* **To do**
Copy every line in the records below that contains the word "অবগত".

* **Stored records**
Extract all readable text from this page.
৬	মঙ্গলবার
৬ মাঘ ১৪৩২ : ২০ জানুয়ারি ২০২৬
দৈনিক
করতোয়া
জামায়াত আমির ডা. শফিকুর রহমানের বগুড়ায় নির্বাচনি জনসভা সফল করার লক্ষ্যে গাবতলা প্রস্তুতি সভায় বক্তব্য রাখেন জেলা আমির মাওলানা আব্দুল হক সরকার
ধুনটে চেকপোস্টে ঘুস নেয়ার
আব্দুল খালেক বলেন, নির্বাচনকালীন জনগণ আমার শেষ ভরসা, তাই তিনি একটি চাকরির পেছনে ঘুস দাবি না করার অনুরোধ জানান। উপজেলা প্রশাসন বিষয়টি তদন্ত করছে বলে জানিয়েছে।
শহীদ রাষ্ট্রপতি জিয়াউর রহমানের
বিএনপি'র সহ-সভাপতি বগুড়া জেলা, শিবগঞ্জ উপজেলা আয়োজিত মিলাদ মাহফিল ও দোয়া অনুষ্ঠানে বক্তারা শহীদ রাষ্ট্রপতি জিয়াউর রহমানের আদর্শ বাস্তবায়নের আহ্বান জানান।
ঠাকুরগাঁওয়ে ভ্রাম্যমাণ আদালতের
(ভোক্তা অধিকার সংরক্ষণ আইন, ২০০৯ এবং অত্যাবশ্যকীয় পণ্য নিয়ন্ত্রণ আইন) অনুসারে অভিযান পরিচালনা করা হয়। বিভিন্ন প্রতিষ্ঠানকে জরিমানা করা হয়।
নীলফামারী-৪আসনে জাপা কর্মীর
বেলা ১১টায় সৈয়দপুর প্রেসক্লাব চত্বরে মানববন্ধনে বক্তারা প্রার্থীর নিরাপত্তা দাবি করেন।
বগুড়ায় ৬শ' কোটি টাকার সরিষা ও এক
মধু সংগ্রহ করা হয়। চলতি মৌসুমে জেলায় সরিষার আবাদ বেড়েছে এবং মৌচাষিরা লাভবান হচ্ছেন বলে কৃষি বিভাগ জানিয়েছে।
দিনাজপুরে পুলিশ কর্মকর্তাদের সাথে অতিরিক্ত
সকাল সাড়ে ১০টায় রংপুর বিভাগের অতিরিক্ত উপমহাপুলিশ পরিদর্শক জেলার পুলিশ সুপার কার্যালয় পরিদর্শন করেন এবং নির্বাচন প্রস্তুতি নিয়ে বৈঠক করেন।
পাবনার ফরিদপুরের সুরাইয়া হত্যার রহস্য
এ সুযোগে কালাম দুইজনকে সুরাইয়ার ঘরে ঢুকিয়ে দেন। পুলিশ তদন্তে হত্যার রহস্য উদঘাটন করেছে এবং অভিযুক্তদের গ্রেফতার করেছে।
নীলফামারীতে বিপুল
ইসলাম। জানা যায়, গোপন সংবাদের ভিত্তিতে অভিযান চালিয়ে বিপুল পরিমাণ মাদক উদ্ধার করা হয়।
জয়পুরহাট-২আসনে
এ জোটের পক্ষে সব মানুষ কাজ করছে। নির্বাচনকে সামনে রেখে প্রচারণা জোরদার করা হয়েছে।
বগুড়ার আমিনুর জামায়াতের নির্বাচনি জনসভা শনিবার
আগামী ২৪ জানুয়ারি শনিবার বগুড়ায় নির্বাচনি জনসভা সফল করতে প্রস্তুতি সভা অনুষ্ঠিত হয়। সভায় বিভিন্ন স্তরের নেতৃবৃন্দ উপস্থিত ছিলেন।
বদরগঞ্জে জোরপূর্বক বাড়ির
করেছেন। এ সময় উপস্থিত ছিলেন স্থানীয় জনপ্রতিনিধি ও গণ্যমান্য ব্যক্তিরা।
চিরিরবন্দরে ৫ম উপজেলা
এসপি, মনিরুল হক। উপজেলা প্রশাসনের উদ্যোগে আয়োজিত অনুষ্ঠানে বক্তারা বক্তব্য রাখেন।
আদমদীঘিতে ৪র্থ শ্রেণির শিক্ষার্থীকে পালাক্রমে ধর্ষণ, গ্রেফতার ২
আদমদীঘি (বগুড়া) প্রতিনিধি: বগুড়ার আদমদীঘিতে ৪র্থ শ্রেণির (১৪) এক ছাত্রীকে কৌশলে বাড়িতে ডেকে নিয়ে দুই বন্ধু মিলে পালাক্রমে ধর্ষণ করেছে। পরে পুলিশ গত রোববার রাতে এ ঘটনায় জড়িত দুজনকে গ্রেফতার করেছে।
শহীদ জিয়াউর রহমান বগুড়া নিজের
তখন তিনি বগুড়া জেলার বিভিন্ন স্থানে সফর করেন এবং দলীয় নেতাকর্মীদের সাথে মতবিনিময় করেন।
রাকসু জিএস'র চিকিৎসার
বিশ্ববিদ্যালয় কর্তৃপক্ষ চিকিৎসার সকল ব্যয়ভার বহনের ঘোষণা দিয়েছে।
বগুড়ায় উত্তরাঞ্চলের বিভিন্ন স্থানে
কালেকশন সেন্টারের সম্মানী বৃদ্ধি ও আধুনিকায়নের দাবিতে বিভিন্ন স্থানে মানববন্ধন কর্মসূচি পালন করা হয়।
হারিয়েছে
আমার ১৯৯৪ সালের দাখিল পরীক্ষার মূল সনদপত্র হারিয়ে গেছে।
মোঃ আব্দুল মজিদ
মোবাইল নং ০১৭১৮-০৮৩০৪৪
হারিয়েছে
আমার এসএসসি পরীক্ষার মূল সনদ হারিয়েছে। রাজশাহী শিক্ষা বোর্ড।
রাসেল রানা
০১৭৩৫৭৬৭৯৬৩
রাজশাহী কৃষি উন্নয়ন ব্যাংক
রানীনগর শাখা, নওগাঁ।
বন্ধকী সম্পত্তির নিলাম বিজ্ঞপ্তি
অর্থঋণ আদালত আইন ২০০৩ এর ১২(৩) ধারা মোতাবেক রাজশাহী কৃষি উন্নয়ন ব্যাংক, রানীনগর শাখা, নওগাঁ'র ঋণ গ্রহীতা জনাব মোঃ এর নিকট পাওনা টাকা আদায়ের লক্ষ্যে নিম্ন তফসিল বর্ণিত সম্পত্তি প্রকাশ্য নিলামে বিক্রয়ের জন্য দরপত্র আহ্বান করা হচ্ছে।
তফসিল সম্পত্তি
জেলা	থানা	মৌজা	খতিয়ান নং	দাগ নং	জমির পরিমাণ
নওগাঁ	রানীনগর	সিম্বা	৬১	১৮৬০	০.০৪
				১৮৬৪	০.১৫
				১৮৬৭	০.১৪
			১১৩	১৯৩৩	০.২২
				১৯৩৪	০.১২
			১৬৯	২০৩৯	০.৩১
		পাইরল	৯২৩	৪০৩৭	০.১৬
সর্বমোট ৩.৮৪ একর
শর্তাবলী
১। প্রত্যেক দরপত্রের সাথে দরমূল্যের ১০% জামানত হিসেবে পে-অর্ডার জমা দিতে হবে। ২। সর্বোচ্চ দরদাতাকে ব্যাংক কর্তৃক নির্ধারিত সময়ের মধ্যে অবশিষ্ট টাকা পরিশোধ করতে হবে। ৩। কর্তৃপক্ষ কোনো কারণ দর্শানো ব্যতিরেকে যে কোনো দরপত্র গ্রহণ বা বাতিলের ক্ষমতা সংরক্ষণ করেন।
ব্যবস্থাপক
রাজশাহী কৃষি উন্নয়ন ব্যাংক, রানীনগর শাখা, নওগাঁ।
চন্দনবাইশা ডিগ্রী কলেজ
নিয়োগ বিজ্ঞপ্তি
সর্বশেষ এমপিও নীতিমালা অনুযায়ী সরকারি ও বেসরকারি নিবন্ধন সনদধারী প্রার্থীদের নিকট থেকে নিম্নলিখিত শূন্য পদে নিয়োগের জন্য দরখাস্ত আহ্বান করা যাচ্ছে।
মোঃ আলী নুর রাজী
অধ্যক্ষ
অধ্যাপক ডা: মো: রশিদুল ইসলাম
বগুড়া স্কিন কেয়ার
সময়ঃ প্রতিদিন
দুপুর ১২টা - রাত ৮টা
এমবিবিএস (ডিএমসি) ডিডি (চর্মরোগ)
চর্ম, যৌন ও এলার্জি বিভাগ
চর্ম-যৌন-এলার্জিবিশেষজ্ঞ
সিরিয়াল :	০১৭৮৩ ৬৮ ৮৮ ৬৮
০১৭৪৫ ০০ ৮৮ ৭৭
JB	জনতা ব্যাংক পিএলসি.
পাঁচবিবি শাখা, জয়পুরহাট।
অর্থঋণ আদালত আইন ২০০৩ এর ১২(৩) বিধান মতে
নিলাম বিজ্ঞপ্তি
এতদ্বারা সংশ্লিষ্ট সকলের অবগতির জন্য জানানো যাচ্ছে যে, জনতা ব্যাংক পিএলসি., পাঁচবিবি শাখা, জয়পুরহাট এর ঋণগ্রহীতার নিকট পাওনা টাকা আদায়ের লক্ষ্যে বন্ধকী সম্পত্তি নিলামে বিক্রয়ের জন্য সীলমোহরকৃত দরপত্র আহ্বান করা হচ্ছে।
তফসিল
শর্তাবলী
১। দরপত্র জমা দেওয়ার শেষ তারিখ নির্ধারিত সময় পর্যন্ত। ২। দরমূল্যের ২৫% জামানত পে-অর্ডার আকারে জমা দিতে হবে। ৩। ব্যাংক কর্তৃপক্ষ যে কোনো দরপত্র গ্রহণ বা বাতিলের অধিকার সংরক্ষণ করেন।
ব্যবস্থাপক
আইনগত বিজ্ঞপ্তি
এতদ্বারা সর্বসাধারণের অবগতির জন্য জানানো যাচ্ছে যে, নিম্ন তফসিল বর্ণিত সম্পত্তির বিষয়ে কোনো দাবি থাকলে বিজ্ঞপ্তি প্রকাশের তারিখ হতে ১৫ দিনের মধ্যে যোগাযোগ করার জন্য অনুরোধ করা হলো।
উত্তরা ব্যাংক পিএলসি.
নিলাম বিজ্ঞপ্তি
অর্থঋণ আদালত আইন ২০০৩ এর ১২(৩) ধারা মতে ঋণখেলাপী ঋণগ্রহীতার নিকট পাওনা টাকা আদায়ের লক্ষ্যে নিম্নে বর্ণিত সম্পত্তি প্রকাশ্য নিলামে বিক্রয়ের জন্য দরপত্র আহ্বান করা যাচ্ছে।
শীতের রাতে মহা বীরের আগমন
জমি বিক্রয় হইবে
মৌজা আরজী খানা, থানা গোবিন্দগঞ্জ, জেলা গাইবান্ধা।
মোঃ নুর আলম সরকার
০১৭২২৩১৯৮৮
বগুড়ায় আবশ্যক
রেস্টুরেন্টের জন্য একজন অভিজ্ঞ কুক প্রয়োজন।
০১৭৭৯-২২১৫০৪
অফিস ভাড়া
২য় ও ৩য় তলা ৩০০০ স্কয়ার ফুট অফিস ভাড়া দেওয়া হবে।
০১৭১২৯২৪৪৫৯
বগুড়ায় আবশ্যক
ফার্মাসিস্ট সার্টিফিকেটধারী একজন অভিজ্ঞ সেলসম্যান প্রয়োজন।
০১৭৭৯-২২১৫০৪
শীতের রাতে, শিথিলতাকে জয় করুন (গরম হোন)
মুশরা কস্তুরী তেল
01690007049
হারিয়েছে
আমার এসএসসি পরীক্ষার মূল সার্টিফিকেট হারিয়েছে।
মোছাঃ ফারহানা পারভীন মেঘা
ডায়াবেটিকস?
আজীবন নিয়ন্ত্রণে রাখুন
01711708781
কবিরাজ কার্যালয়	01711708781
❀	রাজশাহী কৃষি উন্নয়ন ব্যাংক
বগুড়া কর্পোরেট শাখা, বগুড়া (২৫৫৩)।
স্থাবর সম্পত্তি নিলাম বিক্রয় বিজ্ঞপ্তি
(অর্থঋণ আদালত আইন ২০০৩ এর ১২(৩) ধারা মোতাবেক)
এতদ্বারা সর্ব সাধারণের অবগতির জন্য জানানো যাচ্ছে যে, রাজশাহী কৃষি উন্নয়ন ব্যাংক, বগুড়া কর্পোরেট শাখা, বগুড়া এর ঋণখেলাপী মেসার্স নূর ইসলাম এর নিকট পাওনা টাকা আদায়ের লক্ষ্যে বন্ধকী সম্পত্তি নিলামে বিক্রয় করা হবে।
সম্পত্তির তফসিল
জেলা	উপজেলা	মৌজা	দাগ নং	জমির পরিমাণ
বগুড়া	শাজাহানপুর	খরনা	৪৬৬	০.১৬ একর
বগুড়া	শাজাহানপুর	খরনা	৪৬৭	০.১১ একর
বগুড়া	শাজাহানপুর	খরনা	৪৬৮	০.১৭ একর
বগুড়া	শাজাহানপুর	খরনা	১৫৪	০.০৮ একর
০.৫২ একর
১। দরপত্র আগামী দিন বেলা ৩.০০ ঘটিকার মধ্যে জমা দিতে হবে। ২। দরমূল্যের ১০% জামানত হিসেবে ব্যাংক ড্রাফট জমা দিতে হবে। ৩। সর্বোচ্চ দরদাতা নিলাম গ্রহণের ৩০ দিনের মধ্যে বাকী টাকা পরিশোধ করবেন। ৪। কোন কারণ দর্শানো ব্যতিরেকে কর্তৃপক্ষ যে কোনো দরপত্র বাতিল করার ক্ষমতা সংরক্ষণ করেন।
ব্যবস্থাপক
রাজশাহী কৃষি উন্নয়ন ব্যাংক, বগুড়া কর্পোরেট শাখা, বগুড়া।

* **Exercise solution**
এতদ্বারা সংশ্লিষ্ট সকলের অবগতির জন্য জানানো যাচ্ছে যে, জনতা ব্যাংক পিএলসি., পাঁচবিবি শাখা, জয়পুরহাট এর ঋণগ্রহীতার নিকট পাওনা টাকা আদায়ের লক্ষ্যে বন্ধকী সম্পত্তি নিলামে বিক্রয়ের জন্য সীলমোহরকৃত দরপত্র আহ্বান করা হচ্ছে।
এতদ্বারা সর্বসাধারণের অবগতির জন্য জানানো যাচ্ছে যে, নিম্ন তফসিল বর্ণিত সম্পত্তির বিষয়ে কোনো দাবি থাকলে বিজ্ঞপ্তি প্রকাশের তারিখ হতে ১৫ দিনের মধ্যে যোগাযোগ করার জন্য অনুরোধ করা হলো।
এতদ্বারা সর্ব সাধারণের অবগতির জন্য জানানো যাচ্ছে যে, রাজশাহী কৃষি উন্নয়ন ব্যাংক, বগুড়া কর্পোরেট শাখা, বগুড়া এর ঋণখেলাপী মেসার্স নূর ইসলাম এর নিকট পাওনা টাকা আদায়ের লক্ষ্যে বন্ধকী সম্পত্তি নিলামে বিক্রয় করা হবে।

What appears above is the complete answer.